---------- RECORDS FOR THE TASK ----------

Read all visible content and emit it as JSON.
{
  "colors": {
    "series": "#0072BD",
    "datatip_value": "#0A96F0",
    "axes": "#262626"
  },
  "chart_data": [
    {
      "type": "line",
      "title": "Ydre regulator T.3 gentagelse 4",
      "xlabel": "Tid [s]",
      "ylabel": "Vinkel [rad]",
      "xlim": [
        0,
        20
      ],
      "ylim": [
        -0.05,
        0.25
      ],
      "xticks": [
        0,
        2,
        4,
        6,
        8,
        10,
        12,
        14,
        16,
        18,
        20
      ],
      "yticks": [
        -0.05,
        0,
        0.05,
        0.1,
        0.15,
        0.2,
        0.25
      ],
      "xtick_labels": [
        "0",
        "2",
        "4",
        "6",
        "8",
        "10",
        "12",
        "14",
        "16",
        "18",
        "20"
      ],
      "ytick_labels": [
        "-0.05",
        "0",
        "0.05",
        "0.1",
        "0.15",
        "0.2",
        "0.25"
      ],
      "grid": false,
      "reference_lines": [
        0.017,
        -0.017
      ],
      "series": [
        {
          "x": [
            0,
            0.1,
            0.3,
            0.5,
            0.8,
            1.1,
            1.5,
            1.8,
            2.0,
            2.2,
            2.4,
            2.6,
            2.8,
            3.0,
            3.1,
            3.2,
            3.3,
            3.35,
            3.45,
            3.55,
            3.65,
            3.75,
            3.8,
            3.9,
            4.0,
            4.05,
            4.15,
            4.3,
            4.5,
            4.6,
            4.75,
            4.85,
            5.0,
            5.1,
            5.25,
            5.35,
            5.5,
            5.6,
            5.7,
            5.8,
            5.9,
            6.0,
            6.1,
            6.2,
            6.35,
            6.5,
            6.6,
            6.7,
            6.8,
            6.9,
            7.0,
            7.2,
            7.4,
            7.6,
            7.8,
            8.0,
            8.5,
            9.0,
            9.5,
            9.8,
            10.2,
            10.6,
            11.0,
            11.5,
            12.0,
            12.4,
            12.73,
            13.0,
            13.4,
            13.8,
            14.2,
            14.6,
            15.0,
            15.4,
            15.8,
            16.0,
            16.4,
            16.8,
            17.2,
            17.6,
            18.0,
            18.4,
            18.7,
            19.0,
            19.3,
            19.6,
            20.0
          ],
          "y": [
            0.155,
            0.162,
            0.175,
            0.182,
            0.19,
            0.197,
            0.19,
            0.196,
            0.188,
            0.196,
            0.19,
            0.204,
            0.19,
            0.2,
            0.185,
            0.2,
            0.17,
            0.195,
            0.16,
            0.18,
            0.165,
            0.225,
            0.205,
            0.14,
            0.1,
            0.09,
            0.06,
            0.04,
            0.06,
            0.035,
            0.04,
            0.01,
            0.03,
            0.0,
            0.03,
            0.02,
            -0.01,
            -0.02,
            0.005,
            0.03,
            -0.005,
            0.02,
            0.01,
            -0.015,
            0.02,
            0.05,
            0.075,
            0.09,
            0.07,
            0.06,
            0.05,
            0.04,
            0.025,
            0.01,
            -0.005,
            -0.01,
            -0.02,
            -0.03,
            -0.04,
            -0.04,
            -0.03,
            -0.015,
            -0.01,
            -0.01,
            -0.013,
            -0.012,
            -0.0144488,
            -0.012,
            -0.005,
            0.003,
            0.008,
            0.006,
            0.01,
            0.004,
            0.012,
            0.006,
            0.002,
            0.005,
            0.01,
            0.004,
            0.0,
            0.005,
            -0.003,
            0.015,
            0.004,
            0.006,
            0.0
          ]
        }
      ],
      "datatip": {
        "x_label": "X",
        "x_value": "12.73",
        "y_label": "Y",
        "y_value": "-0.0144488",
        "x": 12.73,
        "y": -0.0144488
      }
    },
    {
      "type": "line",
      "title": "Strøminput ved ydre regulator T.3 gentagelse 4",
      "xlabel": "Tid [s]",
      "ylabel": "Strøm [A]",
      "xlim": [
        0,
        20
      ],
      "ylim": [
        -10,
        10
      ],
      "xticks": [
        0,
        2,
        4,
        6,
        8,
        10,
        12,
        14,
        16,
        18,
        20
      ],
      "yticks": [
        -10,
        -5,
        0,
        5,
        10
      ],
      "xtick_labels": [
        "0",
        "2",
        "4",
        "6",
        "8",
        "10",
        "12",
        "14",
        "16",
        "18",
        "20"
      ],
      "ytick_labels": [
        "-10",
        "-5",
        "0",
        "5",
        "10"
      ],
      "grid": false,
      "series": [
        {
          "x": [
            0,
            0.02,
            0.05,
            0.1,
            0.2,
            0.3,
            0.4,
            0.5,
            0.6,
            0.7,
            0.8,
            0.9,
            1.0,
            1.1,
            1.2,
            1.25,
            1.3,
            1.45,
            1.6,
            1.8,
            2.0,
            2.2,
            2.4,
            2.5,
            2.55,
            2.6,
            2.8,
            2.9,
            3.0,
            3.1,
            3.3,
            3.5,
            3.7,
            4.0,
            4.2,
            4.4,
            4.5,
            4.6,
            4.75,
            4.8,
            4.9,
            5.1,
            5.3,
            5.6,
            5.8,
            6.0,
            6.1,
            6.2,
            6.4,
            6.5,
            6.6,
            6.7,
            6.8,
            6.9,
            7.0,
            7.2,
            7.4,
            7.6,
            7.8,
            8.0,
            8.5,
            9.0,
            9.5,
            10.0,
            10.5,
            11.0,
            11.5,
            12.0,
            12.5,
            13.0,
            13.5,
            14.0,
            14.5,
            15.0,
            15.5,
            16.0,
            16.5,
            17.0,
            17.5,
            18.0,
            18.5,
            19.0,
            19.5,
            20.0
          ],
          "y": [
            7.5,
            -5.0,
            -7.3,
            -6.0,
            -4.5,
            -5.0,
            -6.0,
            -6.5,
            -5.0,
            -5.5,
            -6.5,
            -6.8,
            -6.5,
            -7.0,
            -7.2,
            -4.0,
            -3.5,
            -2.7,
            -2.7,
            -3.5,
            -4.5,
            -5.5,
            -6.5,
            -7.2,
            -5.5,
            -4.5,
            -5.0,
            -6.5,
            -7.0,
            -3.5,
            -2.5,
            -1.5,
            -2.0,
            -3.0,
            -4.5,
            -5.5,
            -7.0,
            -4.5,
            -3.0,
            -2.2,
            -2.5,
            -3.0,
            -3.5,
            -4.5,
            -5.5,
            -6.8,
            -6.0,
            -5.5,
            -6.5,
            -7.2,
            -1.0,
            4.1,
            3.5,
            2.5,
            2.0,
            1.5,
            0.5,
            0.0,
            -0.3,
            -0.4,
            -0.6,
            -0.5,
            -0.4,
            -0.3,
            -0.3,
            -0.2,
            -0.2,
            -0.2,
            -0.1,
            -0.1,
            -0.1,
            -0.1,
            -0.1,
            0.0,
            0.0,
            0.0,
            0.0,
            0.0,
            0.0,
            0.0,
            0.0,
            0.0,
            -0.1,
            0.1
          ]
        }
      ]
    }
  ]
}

----------

Repeat back the data above, exact to the last character.

**RESPONSE**
Read all visible content and emit it as JSON.
{
  "colors": {
    "series": "#0072BD",
    "datatip_value": "#0A96F0",
    "axes": "#262626"
  },
  "chart_data": [
    {
      "type": "line",
      "title": "Ydre regulator T.3 gentagelse 4",
      "xlabel": "Tid [s]",
      "ylabel": "Vinkel [rad]",
      "xlim": [
        0,
        20
      ],
      "ylim": [
        -0.05,
        0.25
      ],
      "xticks": [
        0,
        2,
        4,
        6,
        8,
        10,
        12,
        14,
        16,
        18,
        20
      ],
      "yticks": [
        -0.05,
        0,
        0.05,
        0.1,
        0.15,
        0.2,
        0.25
      ],
      "xtick_labels": [
        "0",
        "2",
        "4",
        "6",
        "8",
        "10",
        "12",
        "14",
        "16",
        "18",
        "20"
      ],
      "ytick_labels": [
        "-0.05",
        "0",
        "0.05",
        "0.1",
        "0.15",
        "0.2",
        "0.25"
      ],
      "grid": false,
      "reference_lines": [
        0.017,
        -0.017
      ],
      "series": [
        {
          "x": [
            0,
            0.1,
            0.3,
            0.5,
            0.8,
            1.1,
            1.5,
            1.8,
            2.0,
            2.2,
            2.4,
            2.6,
            2.8,
            3.0,
            3.1,
            3.2,
            3.3,
            3.35,
            3.45,
            3.55,
            3.65,
            3.75,
            3.8,
            3.9,
            4.0,
            4.05,
            4.15,
            4.3,
            4.5,
            4.6,
            4.75,
            4.85,
            5.0,
            5.1,
            5.25,
            5.35,
            5.5,
            5.6,
            5.7,
            5.8,
            5.9,
            6.0,
            6.1,
            6.2,
            6.35,
            6.5,
            6.6,
            6.7,
            6.8,
            6.9,
            7.0,
            7.2,
            7.4,
            7.6,
            7.8,
            8.0,
            8.5,
            9.0,
            9.5,
            9.8,
            10.2,
            10.6,
            11.0,
            11.5,
            12.0,
            12.4,
            12.73,
            13.0,
            13.4,
            13.8,
            14.2,
            14.6,
            15.0,
            15.4,
            15.8,
            16.0,
            16.4,
            16.8,
            17.2,
            17.6,
            18.0,
            18.4,
            18.7,
            19.0,
            19.3,
            19.6,
            20.0
          ],
          "y": [
            0.155,
            0.162,
            0.175,
            0.182,
            0.19,
            0.197,
            0.19,
            0.196,
            0.188,
            0.196,
            0.19,
            0.204,
            0.19,
            0.2,
            0.185,
            0.2,
            0.17,
            0.195,
            0.16,
            0.18,
            0.165,
            0.225,
            0.205,
            0.14,
            0.1,
            0.09,
            0.06,
            0.04,
            0.06,
            0.035,
            0.04,
            0.01,
            0.03,
            0.0,
            0.03,
            0.02,
            -0.01,
            -0.02,
            0.005,
            0.03,
            -0.005,
            0.02,
            0.01,
            -0.015,
            0.02,
            0.05,
            0.075,
            0.09,
            0.07,
            0.06,
            0.05,
            0.04,
            0.025,
            0.01,
            -0.005,
            -0.01,
            -0.02,
            -0.03,
            -0.04,
            -0.04,
            -0.03,
            -0.015,
            -0.01,
            -0.01,
            -0.013,
            -0.012,
            -0.0144488,
            -0.012,
            -0.005,
            0.003,
            0.008,
            0.006,
            0.01,
            0.004,
            0.012,
            0.006,
            0.002,
            0.005,
            0.01,
            0.004,
            0.0,
            0.005,
            -0.003,
            0.015,
            0.004,
            0.006,
            0.0
          ]
        }
      ],
      "datatip": {
        "x_label": "X",
        "x_value": "12.73",
        "y_label": "Y",
        "y_value": "-0.0144488",
        "x": 12.73,
        "y": -0.0144488
      }
    },
    {
      "type": "line",
      "title": "Strøminput ved ydre regulator T.3 gentagelse 4",
      "xlabel": "Tid [s]",
      "ylabel": "Strøm [A]",
      "xlim": [
        0,
        20
      ],
      "ylim": [
        -10,
        10
      ],
      "xticks": [
        0,
        2,
        4,
        6,
        8,
        10,
        12,
        14,
        16,
        18,
        20
      ],
      "yticks": [
        -10,
        -5,
        0,
        5,
        10
      ],
      "xtick_labels": [
        "0",
        "2",
        "4",
        "6",
        "8",
        "10",
        "12",
        "14",
        "16",
        "18",
        "20"
      ],
      "ytick_labels": [
        "-10",
        "-5",
        "0",
        "5",
        "10"
      ],
      "grid": false,
      "series": [
        {
          "x": [
            0,
            0.02,
            0.05,
            0.1,
            0.2,
            0.3,
            0.4,
            0.5,
            0.6,
            0.7,
            0.8,
            0.9,
            1.0,
            1.1,
            1.2,
            1.25,
            1.3,
            1.45,
            1.6,
            1.8,
            2.0,
            2.2,
            2.4,
            2.5,
            2.55,
            2.6,
            2.8,
            2.9,
            3.0,
            3.1,
            3.3,
            3.5,
            3.7,
            4.0,
            4.2,
            4.4,
            4.5,
            4.6,
            4.75,
            4.8,
            4.9,
            5.1,
            5.3,
            5.6,
            5.8,
            6.0,
            6.1,
            6.2,
            6.4,
            6.5,
            6.6,
            6.7,
            6.8,
            6.9,
            7.0,
            7.2,
            7.4,
            7.6,
            7.8,
            8.0,
            8.5,
            9.0,
            9.5,
            10.0,
            10.5,
            11.0,
            11.5,
            12.0,
            12.5,
            13.0,
            13.5,
            14.0,
            14.5,
            15.0,
            15.5,
            16.0,
            16.5,
            17.0,
            17.5,
            18.0,
            18.5,
            19.0,
            19.5,
            20.0
          ],
          "y": [
            7.5,
            -5.0,
            -7.3,
            -6.0,
            -4.5,
            -5.0,
            -6.0,
            -6.5,
            -5.0,
            -5.5,
            -6.5,
            -6.8,
            -6.5,
            -7.0,
            -7.2,
            -4.0,
            -3.5,
            -2.7,
            -2.7,
            -3.5,
            -4.5,
            -5.5,
            -6.5,
            -7.2,
            -5.5,
            -4.5,
            -5.0,
            -6.5,
            -7.0,
            -3.5,
            -2.5,
            -1.5,
            -2.0,
            -3.0,
            -4.5,
            -5.5,
            -7.0,
            -4.5,
            -3.0,
            -2.2,
            -2.5,
            -3.0,
            -3.5,
            -4.5,
            -5.5,
            -6.8,
            -6.0,
            -5.5,
            -6.5,
            -7.2,
            -1.0,
            4.1,
            3.5,
            2.5,
            2.0,
            1.5,
            0.5,
            0.0,
            -0.3,
            -0.4,
            -0.6,
            -0.5,
            -0.4,
            -0.3,
            -0.3,
            -0.2,
            -0.2,
            -0.2,
            -0.1,
            -0.1,
            -0.1,
            -0.1,
            -0.1,
            0.0,
            0.0,
            0.0,
            0.0,
            0.0,
            0.0,
            0.0,
            0.0,
            0.0,
            -0.1,
            0.1
          ]
        }
      ]
    }
  ]
}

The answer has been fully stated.